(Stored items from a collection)

------------------------------------------------

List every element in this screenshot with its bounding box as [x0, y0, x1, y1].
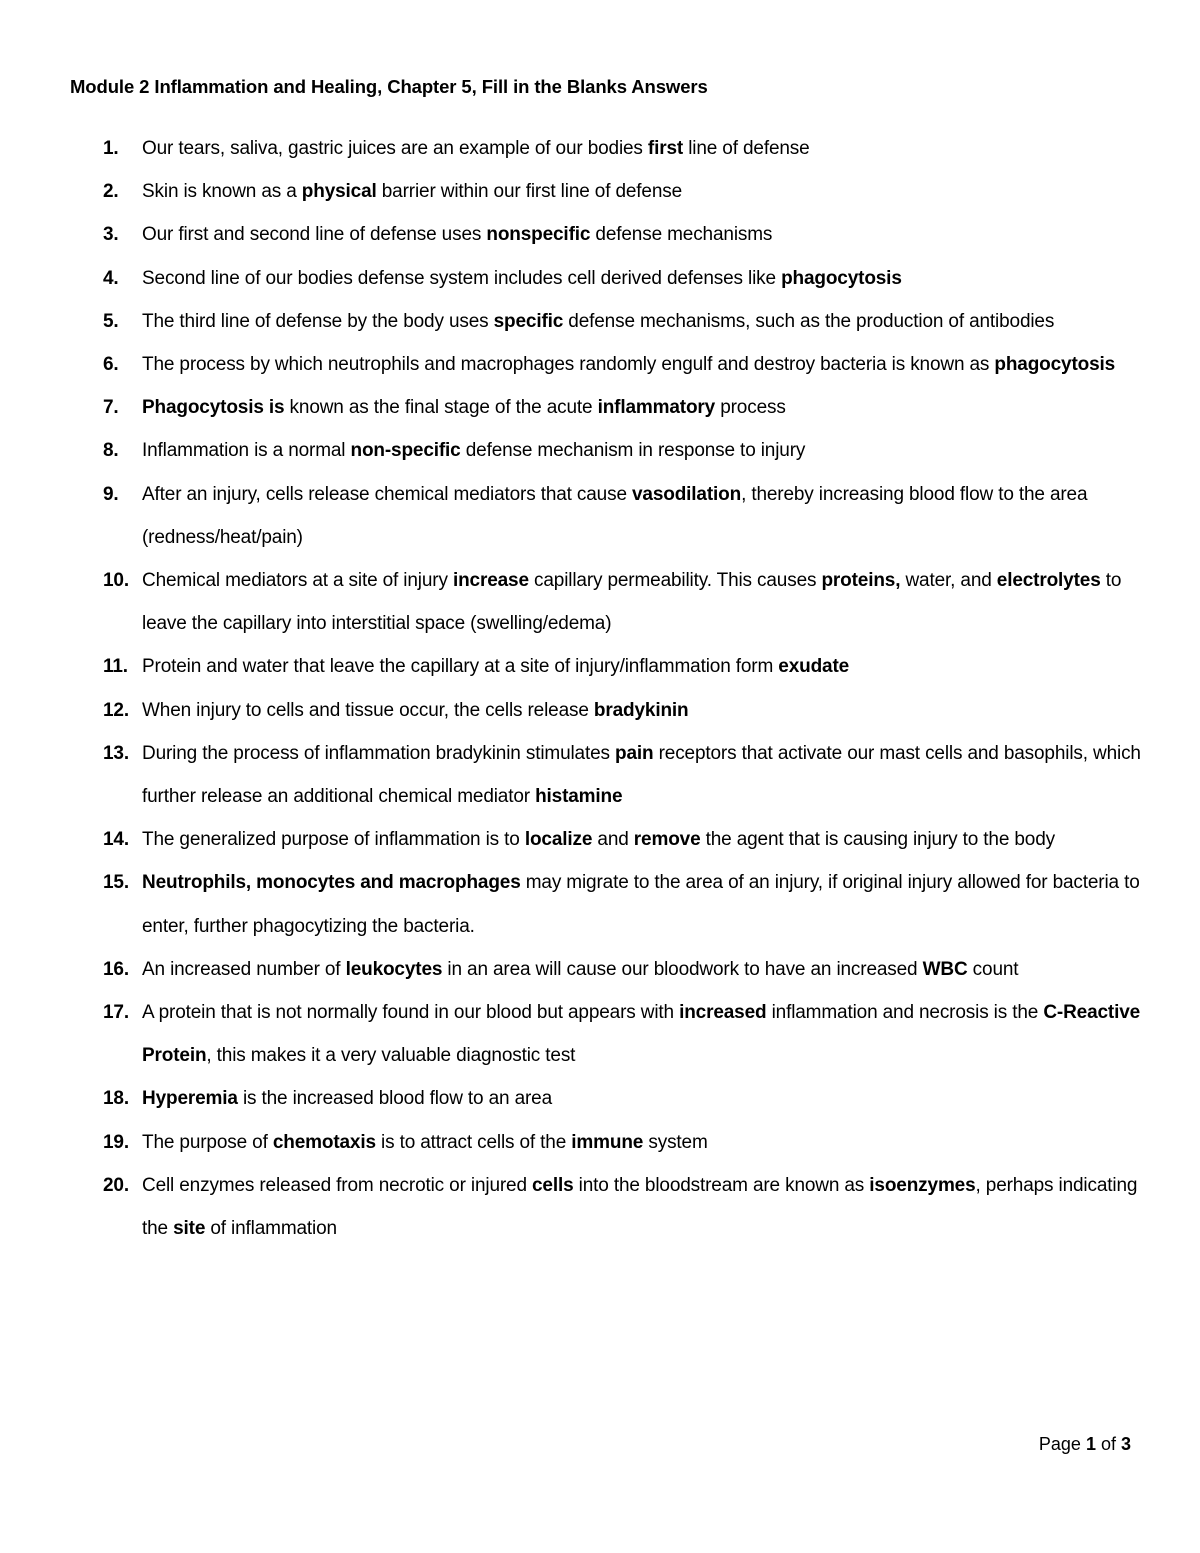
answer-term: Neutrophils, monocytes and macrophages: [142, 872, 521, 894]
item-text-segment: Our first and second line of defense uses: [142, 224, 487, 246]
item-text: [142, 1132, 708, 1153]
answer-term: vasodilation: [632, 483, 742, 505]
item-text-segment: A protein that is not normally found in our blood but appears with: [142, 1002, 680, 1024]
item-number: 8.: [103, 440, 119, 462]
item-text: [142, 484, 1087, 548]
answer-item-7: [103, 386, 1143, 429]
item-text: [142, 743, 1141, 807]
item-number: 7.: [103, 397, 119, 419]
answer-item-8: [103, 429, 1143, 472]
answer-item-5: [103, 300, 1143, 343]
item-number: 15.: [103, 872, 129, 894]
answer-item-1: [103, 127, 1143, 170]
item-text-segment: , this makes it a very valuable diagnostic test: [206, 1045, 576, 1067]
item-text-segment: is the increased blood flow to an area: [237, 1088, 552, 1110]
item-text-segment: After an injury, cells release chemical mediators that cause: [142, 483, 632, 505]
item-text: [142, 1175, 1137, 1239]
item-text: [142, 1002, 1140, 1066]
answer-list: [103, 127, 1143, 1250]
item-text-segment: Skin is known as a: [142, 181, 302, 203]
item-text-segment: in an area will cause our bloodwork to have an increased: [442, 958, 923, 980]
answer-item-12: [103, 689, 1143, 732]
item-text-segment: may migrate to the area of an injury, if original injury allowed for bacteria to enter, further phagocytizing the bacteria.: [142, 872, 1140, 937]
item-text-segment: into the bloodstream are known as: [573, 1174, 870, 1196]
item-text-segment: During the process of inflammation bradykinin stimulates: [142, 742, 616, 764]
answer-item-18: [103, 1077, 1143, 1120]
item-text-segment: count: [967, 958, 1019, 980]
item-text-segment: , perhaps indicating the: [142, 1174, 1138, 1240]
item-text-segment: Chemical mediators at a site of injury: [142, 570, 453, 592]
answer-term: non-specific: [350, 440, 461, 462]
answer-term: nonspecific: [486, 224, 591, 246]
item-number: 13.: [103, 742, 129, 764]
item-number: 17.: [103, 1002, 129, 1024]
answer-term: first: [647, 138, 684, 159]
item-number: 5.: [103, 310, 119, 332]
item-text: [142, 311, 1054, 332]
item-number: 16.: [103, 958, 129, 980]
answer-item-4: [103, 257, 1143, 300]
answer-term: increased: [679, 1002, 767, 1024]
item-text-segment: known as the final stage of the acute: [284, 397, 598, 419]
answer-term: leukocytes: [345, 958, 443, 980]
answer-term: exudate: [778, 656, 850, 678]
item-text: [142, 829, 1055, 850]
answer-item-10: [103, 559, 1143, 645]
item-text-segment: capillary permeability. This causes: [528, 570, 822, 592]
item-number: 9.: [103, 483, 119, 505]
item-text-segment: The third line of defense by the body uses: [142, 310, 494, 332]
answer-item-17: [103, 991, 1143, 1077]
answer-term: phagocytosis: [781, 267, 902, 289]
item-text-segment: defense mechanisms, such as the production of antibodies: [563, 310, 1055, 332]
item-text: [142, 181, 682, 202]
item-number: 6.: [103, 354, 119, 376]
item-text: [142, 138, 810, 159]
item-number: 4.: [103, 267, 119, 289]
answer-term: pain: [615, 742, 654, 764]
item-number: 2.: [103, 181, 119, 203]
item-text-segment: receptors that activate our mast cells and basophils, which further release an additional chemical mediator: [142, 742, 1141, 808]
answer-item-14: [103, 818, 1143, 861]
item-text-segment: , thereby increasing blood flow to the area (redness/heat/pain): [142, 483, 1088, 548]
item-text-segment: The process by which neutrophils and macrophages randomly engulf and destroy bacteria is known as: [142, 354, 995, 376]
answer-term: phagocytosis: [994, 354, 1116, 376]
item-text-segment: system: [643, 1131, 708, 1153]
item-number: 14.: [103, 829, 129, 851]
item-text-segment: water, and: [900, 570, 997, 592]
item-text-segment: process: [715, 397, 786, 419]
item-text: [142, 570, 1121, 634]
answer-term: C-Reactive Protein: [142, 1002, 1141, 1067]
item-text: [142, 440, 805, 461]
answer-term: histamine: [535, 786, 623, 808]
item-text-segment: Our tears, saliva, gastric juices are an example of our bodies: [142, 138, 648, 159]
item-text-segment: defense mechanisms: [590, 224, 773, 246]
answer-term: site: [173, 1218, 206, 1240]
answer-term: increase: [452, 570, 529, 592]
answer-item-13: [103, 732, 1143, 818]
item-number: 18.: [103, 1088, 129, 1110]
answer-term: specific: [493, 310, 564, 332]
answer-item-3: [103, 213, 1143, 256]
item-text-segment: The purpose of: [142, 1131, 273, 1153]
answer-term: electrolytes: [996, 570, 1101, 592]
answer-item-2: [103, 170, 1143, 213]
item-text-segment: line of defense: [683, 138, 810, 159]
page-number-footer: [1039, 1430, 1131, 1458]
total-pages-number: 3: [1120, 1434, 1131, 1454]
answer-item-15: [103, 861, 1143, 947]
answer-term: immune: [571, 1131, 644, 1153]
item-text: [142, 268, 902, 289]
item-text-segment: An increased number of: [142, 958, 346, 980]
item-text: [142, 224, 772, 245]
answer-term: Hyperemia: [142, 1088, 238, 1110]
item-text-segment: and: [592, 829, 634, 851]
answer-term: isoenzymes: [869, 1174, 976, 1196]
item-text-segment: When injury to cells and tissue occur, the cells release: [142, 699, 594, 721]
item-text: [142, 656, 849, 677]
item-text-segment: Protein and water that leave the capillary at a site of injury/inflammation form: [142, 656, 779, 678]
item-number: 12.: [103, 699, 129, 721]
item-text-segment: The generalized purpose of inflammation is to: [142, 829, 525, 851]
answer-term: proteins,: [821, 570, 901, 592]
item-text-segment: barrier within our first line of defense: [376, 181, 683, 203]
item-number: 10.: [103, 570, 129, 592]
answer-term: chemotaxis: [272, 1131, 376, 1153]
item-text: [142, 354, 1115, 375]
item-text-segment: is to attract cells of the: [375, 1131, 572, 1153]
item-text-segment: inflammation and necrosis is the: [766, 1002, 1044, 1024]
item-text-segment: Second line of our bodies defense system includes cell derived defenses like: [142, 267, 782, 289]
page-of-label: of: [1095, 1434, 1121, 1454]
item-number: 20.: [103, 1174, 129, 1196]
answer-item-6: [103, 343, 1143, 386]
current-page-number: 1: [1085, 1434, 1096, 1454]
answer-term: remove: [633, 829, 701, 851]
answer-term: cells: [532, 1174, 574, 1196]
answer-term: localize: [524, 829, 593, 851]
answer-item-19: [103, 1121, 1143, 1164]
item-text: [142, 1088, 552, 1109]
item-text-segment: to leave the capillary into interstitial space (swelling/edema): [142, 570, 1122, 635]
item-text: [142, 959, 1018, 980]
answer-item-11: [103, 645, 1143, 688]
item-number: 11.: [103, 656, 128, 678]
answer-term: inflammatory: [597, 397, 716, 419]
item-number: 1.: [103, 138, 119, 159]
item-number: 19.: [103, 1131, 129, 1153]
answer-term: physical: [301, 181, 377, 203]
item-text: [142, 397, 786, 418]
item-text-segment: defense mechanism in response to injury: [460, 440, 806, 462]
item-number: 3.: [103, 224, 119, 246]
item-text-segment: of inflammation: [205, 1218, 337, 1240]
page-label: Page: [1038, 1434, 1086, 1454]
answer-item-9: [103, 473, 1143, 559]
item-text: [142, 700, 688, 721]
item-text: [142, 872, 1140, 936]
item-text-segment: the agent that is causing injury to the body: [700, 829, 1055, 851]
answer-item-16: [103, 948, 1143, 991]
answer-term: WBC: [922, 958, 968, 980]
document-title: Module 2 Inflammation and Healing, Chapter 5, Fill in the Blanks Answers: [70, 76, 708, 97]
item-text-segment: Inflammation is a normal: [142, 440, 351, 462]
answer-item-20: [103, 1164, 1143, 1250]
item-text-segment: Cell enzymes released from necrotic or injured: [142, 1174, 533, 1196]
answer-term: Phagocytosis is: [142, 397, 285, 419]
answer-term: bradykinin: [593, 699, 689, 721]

------------------------------------------------

→ ASSIGNMENT
Select every line in the records above that contains the word "bacteria".

→ RESPONSE
item-text-segment: may migrate to the area of an injury, if original injury allowed for bacteria to enter, further phagocytizing the bacteria.: [142, 872, 1140, 937]
item-text-segment: The process by which neutrophils and macrophages randomly engulf and destroy bacteria is known as: [142, 354, 995, 376]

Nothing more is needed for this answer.